Data listing
+++++

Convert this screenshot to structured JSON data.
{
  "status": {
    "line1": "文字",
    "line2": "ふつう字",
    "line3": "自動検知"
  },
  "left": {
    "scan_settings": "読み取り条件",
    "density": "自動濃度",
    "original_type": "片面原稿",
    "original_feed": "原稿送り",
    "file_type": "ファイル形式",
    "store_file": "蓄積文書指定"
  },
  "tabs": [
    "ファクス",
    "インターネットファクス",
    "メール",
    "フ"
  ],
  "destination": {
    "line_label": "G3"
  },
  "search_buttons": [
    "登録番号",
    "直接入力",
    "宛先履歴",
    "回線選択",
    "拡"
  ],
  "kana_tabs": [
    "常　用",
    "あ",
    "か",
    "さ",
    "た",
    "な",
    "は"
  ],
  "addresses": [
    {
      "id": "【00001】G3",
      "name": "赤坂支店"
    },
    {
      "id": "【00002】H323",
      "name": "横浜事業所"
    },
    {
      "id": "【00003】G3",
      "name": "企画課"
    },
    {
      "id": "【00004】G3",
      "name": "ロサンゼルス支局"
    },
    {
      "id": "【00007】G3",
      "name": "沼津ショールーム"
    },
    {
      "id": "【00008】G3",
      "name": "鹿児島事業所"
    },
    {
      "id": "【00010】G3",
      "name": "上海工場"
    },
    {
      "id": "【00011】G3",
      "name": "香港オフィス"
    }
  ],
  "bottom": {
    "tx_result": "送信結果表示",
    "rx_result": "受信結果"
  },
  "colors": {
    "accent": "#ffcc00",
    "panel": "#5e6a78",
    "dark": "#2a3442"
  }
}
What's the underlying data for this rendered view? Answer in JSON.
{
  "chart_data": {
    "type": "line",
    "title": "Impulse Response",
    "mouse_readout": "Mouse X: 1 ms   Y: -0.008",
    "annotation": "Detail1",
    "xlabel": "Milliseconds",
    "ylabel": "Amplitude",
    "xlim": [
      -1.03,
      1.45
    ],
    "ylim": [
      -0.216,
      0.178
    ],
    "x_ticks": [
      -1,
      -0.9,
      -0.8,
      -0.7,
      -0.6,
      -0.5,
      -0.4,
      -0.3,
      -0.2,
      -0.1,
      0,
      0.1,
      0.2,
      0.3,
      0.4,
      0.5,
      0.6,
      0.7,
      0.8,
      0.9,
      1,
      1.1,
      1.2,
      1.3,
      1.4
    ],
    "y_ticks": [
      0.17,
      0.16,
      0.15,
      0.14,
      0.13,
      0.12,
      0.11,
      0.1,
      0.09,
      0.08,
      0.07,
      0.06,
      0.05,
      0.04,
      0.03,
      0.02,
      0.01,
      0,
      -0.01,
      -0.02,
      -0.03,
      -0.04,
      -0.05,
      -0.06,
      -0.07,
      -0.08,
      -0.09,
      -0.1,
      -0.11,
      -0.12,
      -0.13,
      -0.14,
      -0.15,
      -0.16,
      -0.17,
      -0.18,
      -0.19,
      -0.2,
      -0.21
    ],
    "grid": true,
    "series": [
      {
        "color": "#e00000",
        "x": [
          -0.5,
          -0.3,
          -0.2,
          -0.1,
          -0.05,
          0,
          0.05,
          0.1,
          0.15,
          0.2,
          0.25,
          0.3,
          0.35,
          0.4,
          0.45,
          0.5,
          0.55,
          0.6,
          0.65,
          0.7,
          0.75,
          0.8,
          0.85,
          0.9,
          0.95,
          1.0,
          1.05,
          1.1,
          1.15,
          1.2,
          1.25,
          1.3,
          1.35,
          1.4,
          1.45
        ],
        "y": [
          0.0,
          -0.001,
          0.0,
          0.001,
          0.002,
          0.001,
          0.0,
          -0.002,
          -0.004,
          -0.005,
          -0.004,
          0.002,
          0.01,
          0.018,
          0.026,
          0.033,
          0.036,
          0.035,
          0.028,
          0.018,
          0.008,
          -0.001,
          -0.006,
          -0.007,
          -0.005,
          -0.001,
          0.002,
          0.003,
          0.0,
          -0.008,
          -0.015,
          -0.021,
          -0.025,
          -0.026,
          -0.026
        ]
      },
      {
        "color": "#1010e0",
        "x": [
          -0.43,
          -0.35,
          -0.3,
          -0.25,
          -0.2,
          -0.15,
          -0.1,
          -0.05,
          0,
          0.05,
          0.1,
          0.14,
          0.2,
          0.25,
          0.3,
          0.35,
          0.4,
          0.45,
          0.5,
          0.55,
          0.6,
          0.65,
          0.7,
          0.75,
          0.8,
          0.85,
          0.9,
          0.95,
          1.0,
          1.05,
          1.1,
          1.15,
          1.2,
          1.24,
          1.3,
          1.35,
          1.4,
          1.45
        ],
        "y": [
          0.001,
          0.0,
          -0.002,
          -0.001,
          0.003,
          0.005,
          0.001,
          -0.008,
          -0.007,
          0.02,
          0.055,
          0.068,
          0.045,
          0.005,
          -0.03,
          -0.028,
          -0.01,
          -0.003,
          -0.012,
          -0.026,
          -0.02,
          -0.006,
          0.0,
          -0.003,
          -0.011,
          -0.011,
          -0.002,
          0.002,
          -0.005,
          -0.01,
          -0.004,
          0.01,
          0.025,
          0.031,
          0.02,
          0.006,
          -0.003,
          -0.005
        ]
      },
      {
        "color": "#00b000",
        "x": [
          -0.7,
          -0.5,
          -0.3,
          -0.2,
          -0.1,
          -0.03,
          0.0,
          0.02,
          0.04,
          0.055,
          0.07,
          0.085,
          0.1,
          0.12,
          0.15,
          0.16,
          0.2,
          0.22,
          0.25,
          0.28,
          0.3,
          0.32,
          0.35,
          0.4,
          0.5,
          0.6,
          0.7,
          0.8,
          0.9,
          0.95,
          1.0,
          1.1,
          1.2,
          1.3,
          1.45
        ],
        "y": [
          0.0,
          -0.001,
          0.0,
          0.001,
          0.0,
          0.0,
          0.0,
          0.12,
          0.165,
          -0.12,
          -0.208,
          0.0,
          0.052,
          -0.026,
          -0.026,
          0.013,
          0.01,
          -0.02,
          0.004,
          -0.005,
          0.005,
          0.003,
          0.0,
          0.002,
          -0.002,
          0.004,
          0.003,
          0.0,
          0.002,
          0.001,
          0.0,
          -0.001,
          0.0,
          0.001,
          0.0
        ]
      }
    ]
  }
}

+++++

What to do:
Your task is to pick out every line with the string "name" and copy it.

Written reply:
      "name": "赤坂支店"
      "name": "横浜事業所"
      "name": "企画課"
      "name": "ロサンゼルス支局"
      "name": "沼津ショールーム"
      "name": "鹿児島事業所"
      "name": "上海工場"
      "name": "香港オフィス"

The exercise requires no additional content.